-- Records for this exercise --
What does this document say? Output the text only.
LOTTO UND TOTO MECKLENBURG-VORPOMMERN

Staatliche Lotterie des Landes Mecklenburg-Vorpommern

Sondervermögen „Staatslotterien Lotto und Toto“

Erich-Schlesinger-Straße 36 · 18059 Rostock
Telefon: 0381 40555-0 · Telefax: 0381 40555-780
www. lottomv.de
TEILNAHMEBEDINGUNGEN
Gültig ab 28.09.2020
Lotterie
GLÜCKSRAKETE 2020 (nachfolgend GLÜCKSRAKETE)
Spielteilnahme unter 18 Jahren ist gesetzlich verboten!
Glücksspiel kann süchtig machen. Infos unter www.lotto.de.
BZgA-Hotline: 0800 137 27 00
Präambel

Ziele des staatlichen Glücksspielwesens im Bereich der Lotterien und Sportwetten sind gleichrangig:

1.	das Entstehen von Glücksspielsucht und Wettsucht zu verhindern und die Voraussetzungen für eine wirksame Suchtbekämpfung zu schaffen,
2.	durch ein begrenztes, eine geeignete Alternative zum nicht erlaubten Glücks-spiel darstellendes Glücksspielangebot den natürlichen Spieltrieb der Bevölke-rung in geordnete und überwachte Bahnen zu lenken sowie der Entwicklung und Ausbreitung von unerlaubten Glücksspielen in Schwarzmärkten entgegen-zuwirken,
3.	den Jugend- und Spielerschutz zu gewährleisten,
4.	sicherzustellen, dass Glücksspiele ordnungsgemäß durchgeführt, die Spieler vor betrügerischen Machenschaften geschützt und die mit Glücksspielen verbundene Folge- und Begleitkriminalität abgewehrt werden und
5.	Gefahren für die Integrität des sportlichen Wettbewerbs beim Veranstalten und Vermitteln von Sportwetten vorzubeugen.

-- Goal of the exercise --
Identify all lines where the word "Sportwetten" shows up. Copy them.

-- Solved exercise --
Ziele des staatlichen Glücksspielwesens im Bereich der Lotterien und Sportwetten sind gleichrangig:
5.	Gefahren für die Integrität des sportlichen Wettbewerbs beim Veranstalten und Vermitteln von Sportwetten vorzubeugen.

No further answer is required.